** start Record excerpts **

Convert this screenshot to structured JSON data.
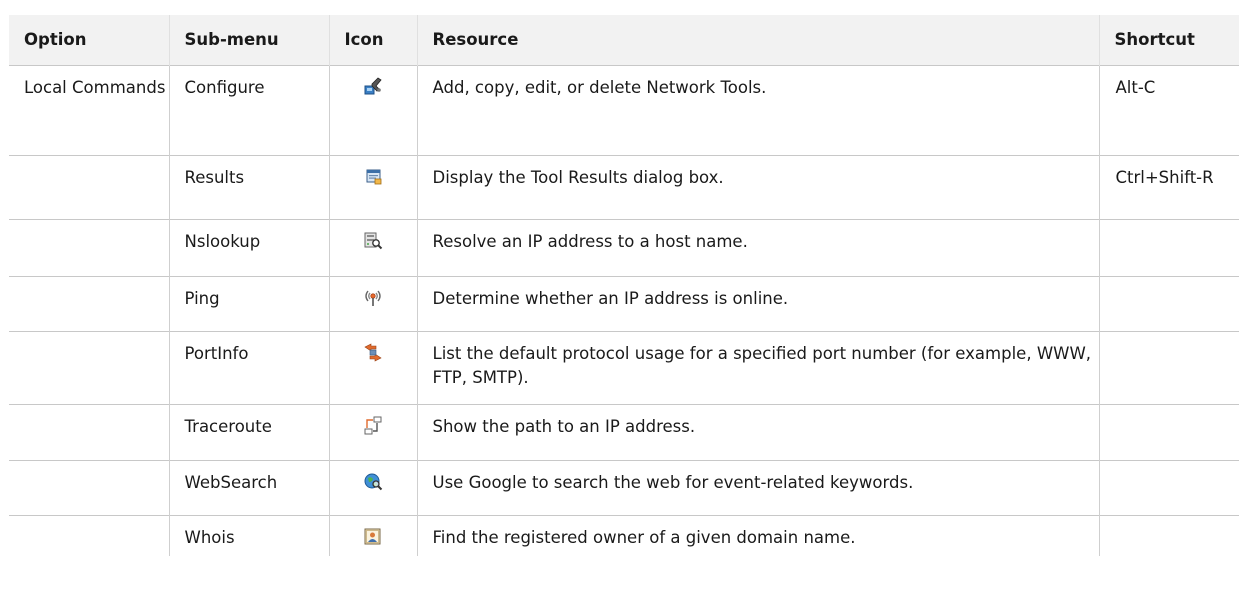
{
  "table": {
    "headers": {
      "option": "Option",
      "submenu": "Sub-menu",
      "icon": "Icon",
      "resource": "Resource",
      "shortcut": "Shortcut"
    },
    "rows": [
      {
        "option": "Local Commands",
        "submenu": "Configure",
        "icon": "wrench-tool-icon",
        "resource": "Add, copy, edit, or delete Network Tools.",
        "shortcut": "Alt-C"
      },
      {
        "option": "",
        "submenu": "Results",
        "icon": "results-window-icon",
        "resource": "Display the Tool Results dialog box.",
        "shortcut": "Ctrl+Shift-R"
      },
      {
        "option": "",
        "submenu": "Nslookup",
        "icon": "server-search-icon",
        "resource": "Resolve an IP address to a host name.",
        "shortcut": ""
      },
      {
        "option": "",
        "submenu": "Ping",
        "icon": "signal-broadcast-icon",
        "resource": "Determine whether an IP address is online.",
        "shortcut": ""
      },
      {
        "option": "",
        "submenu": "PortInfo",
        "icon": "port-arrows-icon",
        "resource": "List the default protocol usage for a specified port number (for example, WWW, FTP, SMTP).",
        "shortcut": ""
      },
      {
        "option": "",
        "submenu": "Traceroute",
        "icon": "route-path-icon",
        "resource": "Show the path to an IP address.",
        "shortcut": ""
      },
      {
        "option": "",
        "submenu": "WebSearch",
        "icon": "globe-search-icon",
        "resource": "Use Google to search the web for event-related keywords.",
        "shortcut": ""
      },
      {
        "option": "",
        "submenu": "Whois",
        "icon": "user-lookup-icon",
        "resource": "Find the registered owner of a given domain name.",
        "shortcut": ""
      }
    ]
  }
}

** end Record excerpts **

Work to be completed = Select from the material above each line in which the string "name" appears, and list those lines.

Written response =
        "resource": "Resolve an IP address to a host name.",
        "resource": "Find the registered owner of a given domain name.",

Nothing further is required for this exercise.